* **Given task**
Please reproduce the items verbatim, starting at the first line and ending at the line that contains "table-row bbox=[115, 339, 1641, 406]", with both of those lines included.

begin

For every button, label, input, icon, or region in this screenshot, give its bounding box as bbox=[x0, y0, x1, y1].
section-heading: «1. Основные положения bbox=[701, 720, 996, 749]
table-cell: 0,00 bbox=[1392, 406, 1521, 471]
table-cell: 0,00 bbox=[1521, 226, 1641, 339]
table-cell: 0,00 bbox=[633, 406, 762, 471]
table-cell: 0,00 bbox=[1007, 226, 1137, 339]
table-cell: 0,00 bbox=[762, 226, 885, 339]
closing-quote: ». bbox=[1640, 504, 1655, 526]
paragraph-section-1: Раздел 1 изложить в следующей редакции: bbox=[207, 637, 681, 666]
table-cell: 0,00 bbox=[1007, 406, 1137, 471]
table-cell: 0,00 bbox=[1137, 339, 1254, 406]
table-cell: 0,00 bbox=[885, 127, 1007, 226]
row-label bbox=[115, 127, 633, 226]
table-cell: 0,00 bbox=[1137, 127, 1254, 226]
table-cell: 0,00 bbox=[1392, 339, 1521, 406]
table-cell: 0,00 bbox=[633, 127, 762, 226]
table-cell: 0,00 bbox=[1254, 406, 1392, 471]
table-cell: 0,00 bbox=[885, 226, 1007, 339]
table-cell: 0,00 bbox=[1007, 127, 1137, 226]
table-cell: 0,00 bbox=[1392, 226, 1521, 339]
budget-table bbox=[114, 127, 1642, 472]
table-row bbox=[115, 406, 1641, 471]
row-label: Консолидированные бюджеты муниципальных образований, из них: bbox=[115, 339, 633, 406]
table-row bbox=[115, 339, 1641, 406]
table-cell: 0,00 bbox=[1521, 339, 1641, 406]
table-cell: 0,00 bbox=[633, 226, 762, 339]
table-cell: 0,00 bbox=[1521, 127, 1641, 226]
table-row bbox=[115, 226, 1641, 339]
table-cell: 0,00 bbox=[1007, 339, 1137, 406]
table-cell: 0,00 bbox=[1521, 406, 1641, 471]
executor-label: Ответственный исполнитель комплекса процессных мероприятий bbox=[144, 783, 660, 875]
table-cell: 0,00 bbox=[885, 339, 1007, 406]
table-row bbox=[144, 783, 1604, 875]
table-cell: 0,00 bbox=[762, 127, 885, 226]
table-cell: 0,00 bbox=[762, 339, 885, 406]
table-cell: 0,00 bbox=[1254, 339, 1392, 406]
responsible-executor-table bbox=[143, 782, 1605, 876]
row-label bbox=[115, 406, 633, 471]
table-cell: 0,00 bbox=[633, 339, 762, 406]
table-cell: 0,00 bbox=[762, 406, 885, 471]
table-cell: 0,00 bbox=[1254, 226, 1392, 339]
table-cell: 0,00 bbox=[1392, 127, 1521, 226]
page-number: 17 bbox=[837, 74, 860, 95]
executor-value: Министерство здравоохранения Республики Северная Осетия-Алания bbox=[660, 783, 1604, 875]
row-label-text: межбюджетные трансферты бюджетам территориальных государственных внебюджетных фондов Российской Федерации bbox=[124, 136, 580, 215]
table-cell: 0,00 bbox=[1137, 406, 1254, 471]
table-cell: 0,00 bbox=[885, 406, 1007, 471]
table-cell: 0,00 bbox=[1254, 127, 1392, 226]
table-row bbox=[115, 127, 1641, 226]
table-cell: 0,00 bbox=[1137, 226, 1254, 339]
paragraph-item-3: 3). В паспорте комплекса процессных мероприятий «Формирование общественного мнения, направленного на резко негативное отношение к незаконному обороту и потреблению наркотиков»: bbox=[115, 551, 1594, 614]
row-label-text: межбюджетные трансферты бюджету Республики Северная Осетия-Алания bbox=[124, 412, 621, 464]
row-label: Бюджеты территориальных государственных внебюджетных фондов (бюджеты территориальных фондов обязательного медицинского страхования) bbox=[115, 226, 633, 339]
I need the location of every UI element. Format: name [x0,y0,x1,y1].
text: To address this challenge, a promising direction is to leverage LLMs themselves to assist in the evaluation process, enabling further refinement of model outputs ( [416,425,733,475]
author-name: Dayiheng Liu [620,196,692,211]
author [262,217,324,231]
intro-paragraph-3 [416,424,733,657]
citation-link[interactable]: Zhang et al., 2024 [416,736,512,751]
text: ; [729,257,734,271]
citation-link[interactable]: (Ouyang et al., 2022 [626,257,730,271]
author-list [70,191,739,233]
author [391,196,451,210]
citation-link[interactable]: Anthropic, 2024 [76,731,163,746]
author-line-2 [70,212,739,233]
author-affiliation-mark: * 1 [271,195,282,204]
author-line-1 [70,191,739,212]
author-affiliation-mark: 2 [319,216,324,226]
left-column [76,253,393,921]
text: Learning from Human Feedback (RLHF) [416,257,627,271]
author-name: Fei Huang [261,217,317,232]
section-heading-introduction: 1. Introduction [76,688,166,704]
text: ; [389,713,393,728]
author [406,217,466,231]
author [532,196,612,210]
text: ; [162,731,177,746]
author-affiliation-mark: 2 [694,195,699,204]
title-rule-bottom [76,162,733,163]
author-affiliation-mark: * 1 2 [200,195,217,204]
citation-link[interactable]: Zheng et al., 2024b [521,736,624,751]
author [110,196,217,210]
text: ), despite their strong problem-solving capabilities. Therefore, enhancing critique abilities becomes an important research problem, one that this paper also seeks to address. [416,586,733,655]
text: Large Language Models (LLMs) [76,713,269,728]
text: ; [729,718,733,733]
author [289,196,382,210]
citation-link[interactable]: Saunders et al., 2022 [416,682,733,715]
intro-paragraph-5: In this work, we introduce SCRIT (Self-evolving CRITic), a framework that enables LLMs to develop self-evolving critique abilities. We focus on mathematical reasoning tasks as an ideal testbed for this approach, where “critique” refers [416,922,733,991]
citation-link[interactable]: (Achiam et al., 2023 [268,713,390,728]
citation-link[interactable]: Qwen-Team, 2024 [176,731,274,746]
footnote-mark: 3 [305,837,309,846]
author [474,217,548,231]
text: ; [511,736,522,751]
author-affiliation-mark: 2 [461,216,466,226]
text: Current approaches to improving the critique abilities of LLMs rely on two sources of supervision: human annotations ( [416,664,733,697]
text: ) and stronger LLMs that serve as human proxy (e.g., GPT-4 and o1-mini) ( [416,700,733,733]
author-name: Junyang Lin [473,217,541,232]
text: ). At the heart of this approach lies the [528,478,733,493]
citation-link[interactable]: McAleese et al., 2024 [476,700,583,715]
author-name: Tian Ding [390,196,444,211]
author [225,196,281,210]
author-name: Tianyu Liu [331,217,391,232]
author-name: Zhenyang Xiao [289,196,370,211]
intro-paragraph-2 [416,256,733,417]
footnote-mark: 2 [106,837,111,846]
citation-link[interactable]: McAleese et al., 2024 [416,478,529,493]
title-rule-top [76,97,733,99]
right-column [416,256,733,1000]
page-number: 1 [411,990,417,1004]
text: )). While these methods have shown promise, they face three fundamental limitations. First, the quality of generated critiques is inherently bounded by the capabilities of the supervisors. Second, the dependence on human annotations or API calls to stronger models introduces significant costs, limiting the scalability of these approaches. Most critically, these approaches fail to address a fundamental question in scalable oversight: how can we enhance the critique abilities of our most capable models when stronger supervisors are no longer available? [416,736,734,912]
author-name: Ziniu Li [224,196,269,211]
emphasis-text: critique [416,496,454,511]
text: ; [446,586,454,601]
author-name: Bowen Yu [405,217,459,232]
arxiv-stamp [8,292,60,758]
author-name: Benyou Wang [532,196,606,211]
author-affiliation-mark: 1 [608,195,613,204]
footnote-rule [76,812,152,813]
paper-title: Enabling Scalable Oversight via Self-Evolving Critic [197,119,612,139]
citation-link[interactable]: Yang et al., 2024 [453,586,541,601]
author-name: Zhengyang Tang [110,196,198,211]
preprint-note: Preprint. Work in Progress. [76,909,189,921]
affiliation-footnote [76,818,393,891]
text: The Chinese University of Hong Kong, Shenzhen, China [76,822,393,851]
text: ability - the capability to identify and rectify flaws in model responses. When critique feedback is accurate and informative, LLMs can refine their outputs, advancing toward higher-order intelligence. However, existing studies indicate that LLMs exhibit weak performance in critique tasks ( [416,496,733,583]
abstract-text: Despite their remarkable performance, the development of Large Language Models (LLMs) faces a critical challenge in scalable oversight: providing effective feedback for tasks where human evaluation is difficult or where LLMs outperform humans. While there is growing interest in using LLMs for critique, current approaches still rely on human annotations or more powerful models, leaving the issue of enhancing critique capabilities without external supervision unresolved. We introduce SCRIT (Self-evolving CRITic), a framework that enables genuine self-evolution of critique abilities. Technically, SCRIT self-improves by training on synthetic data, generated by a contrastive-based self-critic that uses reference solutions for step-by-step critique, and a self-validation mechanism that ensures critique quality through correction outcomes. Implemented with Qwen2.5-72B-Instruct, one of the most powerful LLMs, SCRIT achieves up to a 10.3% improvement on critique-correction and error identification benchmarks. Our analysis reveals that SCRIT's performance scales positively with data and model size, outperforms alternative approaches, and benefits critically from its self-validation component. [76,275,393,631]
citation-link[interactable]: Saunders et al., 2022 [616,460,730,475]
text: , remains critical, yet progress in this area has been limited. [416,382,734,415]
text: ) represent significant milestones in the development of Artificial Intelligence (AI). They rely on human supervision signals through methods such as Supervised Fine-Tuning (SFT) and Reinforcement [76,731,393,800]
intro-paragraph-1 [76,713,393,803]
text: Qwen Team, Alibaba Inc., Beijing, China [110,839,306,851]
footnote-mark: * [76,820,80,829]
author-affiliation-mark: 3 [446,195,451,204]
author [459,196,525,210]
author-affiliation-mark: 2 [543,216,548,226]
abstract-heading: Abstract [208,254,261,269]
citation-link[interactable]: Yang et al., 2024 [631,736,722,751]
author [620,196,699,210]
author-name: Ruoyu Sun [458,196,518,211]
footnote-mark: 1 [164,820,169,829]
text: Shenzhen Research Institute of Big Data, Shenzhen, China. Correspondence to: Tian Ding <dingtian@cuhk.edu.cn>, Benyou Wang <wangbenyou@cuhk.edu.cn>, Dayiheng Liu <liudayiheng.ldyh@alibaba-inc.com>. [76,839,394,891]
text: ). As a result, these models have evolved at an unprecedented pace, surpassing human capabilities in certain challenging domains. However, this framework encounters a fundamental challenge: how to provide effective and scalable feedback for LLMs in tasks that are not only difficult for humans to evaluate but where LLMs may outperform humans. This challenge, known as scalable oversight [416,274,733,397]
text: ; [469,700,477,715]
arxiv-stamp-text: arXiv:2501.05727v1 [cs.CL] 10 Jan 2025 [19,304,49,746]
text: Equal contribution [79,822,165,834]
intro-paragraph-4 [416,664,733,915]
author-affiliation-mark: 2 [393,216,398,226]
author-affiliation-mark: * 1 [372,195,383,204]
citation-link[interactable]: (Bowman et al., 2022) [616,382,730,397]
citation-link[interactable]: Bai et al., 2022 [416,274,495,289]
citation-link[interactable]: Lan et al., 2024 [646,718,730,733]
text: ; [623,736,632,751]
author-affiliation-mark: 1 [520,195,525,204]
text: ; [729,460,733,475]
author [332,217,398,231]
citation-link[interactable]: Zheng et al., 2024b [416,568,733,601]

end

* **Output of the exercise**
For every button, label, input, icon, or region in this screenshot, give its bounding box as bbox=[x0, y0, x1, y1].
section-heading: «1. Основные положения bbox=[701, 720, 996, 749]
table-cell: 0,00 bbox=[1392, 406, 1521, 471]
table-cell: 0,00 bbox=[1521, 226, 1641, 339]
table-cell: 0,00 bbox=[633, 406, 762, 471]
table-cell: 0,00 bbox=[1007, 226, 1137, 339]
table-cell: 0,00 bbox=[762, 226, 885, 339]
closing-quote: ». bbox=[1640, 504, 1655, 526]
paragraph-section-1: Раздел 1 изложить в следующей редакции: bbox=[207, 637, 681, 666]
table-cell: 0,00 bbox=[1007, 406, 1137, 471]
table-cell: 0,00 bbox=[1137, 339, 1254, 406]
table-cell: 0,00 bbox=[885, 127, 1007, 226]
row-label bbox=[115, 127, 633, 226]
table-cell: 0,00 bbox=[1137, 127, 1254, 226]
table-cell: 0,00 bbox=[1392, 339, 1521, 406]
table-cell: 0,00 bbox=[633, 127, 762, 226]
table-cell: 0,00 bbox=[1254, 406, 1392, 471]
table-cell: 0,00 bbox=[885, 226, 1007, 339]
table-cell: 0,00 bbox=[1007, 127, 1137, 226]
table-cell: 0,00 bbox=[1392, 226, 1521, 339]
budget-table bbox=[114, 127, 1642, 472]
table-row bbox=[115, 406, 1641, 471]
row-label: Консолидированные бюджеты муниципальных образований, из них: bbox=[115, 339, 633, 406]
table-row bbox=[115, 339, 1641, 406]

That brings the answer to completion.